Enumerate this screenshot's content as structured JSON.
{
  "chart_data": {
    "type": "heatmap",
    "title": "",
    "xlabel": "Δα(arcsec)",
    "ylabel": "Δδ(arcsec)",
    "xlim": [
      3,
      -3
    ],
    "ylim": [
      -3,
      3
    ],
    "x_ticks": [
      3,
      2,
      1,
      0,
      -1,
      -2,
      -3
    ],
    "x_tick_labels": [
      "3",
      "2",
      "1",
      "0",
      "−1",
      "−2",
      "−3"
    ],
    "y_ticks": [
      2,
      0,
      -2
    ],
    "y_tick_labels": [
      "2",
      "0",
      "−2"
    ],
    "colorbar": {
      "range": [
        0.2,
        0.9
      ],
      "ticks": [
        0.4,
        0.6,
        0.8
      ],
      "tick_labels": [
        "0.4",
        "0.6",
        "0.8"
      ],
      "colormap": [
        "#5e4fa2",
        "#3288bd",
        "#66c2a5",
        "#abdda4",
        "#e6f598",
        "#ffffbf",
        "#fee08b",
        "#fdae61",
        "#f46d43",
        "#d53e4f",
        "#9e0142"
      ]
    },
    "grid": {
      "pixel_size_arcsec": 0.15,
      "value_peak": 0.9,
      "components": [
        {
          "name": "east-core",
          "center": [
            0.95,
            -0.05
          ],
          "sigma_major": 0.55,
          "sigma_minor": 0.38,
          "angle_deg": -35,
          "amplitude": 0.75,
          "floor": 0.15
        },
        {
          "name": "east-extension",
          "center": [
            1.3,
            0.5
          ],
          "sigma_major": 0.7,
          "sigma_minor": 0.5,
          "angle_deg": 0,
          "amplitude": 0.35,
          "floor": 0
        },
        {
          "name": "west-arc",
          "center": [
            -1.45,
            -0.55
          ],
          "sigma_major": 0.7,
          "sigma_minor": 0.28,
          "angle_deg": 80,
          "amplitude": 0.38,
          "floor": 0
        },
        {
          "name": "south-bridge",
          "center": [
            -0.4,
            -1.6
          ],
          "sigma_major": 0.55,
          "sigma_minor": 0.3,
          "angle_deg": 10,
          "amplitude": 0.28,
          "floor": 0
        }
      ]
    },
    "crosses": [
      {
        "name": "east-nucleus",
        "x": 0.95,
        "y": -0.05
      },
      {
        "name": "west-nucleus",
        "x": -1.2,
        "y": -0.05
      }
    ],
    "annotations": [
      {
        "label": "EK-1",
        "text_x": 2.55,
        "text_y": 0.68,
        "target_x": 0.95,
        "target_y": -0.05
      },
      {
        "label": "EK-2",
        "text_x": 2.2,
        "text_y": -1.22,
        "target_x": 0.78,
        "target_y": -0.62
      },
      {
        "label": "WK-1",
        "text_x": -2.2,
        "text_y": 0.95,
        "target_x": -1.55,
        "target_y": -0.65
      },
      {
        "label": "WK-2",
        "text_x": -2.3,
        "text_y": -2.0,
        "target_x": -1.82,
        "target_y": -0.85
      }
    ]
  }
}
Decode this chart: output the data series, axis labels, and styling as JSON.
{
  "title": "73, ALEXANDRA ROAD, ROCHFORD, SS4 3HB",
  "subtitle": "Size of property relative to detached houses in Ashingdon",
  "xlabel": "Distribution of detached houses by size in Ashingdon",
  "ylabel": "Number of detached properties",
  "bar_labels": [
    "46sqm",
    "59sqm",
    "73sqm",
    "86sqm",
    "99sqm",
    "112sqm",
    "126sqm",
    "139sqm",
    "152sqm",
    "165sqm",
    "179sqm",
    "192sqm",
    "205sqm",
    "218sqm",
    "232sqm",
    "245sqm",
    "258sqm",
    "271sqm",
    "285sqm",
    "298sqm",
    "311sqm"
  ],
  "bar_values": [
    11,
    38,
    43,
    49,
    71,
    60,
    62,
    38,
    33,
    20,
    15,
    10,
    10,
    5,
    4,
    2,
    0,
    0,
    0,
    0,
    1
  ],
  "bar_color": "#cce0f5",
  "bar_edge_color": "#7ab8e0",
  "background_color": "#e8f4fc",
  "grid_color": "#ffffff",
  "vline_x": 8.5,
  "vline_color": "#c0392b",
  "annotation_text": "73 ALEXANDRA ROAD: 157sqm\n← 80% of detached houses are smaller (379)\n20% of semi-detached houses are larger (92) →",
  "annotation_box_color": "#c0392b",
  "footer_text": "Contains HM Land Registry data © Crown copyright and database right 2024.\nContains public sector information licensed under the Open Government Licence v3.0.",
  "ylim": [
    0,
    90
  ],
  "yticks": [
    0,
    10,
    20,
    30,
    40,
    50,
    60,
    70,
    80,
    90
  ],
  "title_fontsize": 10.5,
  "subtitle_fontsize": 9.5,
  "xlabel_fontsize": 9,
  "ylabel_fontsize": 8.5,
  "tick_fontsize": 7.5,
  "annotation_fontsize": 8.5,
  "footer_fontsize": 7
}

Required work => Only the number should be given: how many lines of the data contain the word "ROAD"?

Worked answer => 2